**Problem statement**
Every line of the material that follows must be printed again exactly.

**Supplied entries**
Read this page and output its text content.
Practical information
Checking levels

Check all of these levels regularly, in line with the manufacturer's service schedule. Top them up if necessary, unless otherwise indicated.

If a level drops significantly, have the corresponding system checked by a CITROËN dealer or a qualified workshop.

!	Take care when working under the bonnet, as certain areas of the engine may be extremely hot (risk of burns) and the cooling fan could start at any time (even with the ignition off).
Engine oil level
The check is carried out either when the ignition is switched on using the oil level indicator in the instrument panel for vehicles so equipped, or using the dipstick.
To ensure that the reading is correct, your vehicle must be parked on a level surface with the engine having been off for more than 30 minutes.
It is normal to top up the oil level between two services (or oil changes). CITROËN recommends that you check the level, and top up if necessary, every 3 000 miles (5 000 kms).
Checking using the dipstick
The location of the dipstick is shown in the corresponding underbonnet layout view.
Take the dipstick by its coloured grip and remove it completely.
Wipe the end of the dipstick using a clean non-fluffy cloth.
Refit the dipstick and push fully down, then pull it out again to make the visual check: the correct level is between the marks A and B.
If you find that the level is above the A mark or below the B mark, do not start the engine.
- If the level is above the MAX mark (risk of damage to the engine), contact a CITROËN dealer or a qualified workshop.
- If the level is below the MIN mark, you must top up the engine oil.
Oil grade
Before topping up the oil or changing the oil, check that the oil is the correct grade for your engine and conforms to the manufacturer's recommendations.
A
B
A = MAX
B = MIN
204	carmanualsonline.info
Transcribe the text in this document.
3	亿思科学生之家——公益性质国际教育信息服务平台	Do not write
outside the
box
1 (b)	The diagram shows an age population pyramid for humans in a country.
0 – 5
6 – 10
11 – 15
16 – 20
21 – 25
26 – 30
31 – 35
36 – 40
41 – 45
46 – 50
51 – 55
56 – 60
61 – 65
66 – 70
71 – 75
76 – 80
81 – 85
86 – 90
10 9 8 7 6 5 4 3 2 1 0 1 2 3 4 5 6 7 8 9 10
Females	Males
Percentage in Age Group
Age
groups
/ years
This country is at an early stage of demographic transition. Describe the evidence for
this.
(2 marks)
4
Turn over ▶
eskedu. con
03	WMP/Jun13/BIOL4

**Answer to this exercise**
Read this page and output its text content.
Practical information
Checking levels

Check all of these levels regularly, in line with the manufacturer's service schedule. Top them up if necessary, unless otherwise indicated.

If a level drops significantly, have the corresponding system checked by a CITROËN dealer or a qualified workshop.

!	Take care when working under the bonnet, as certain areas of the engine may be extremely hot (risk of burns) and the cooling fan could start at any time (even with the ignition off).
Engine oil level
The check is carried out either when the ignition is switched on using the oil level indicator in the instrument panel for vehicles so equipped, or using the dipstick.
To ensure that the reading is correct, your vehicle must be parked on a level surface with the engine having been off for more than 30 minutes.
It is normal to top up the oil level between two services (or oil changes). CITROËN recommends that you check the level, and top up if necessary, every 3 000 miles (5 000 kms).
Checking using the dipstick
The location of the dipstick is shown in the corresponding underbonnet layout view.
Take the dipstick by its coloured grip and remove it completely.
Wipe the end of the dipstick using a clean non-fluffy cloth.
Refit the dipstick and push fully down, then pull it out again to make the visual check: the correct level is between the marks A and B.
If you find that the level is above the A mark or below the B mark, do not start the engine.
- If the level is above the MAX mark (risk of damage to the engine), contact a CITROËN dealer or a qualified workshop.
- If the level is below the MIN mark, you must top up the engine oil.
Oil grade
Before topping up the oil or changing the oil, check that the oil is the correct grade for your engine and conforms to the manufacturer's recommendations.
A
B
A = MAX
B = MIN
204	carmanualsonline.info
Transcribe the text in this document.
3	亿思科学生之家——公益性质国际教育信息服务平台	Do not write
outside the
box
1 (b)	The diagram shows an age population pyramid for humans in a country.
0 – 5
6 – 10
11 – 15
16 – 20
21 – 25
26 – 30
31 – 35
36 – 40
41 – 45
46 – 50
51 – 55
56 – 60
61 – 65
66 – 70
71 – 75
76 – 80
81 – 85
86 – 90
10 9 8 7 6 5 4 3 2 1 0 1 2 3 4 5 6 7 8 9 10
Females	Males
Percentage in Age Group
Age
groups
/ years
This country is at an early stage of demographic transition. Describe the evidence for
this.
(2 marks)
4
Turn over ▶
eskedu. con
03	WMP/Jun13/BIOL4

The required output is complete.